The input ▸
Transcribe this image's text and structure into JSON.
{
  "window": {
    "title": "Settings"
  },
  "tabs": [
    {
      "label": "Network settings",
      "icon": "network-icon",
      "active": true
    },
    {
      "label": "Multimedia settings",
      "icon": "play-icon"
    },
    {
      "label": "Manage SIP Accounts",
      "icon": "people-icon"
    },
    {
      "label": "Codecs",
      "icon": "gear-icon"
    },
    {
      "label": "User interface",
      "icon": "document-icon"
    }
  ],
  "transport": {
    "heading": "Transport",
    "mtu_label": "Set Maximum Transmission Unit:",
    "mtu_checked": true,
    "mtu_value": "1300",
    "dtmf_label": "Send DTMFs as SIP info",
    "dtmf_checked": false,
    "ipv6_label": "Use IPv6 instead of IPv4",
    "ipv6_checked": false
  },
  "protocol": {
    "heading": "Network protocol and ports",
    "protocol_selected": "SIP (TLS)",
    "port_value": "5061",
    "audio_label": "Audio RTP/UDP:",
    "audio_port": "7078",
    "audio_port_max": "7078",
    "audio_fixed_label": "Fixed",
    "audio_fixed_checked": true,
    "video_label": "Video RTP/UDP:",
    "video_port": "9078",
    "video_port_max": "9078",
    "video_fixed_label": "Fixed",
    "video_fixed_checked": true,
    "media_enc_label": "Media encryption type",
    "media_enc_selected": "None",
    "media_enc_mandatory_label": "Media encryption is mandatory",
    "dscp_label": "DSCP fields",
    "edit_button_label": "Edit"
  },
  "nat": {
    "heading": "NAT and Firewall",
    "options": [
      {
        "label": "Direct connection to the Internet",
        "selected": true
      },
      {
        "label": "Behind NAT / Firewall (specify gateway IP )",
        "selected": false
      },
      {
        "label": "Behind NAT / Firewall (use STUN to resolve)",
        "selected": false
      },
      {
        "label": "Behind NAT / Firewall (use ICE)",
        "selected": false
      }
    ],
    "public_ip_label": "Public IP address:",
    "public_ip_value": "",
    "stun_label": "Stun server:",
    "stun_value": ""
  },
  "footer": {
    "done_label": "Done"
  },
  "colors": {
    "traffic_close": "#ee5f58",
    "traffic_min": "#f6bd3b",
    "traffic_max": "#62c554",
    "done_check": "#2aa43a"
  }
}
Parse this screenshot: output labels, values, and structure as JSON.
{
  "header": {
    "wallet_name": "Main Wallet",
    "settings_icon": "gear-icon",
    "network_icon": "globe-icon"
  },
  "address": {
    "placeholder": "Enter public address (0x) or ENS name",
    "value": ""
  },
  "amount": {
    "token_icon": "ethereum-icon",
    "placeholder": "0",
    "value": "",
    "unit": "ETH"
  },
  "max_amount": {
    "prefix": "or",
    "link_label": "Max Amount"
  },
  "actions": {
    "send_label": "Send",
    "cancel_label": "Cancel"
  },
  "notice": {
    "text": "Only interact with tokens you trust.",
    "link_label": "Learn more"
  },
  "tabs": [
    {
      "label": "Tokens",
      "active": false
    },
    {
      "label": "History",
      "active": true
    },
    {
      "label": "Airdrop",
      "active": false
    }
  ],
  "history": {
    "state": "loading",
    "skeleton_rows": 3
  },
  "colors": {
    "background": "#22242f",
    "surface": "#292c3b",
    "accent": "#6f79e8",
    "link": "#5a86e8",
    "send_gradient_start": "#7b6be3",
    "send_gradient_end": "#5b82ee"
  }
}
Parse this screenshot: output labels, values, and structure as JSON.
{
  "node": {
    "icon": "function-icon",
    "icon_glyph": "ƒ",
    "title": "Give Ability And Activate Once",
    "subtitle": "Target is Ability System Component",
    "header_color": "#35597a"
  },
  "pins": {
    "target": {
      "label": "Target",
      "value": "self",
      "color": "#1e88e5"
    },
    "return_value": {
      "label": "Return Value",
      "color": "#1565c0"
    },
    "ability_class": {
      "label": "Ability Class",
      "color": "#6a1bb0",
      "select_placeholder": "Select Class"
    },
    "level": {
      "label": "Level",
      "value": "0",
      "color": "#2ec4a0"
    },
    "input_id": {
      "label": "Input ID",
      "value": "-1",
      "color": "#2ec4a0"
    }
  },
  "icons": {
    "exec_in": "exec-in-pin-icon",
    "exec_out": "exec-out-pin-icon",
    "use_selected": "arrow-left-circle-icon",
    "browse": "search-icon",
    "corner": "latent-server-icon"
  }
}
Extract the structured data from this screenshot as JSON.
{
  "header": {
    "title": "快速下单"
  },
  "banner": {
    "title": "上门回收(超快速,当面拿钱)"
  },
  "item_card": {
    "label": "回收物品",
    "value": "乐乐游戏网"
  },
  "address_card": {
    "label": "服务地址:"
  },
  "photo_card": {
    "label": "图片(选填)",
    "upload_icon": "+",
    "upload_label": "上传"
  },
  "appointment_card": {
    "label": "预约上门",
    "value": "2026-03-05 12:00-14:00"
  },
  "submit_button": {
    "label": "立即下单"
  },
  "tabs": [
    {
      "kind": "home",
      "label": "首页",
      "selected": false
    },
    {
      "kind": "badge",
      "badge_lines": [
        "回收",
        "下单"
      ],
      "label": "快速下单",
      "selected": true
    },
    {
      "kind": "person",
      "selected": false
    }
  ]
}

Task prompt ▸
Each line in the listing above that contains "true" should be copied.

Solution for this task ▸
      "active": true
    "mtu_checked": true,
    "audio_fixed_checked": true,
    "video_fixed_checked": true,
        "selected": true
      "active": true
      "selected": true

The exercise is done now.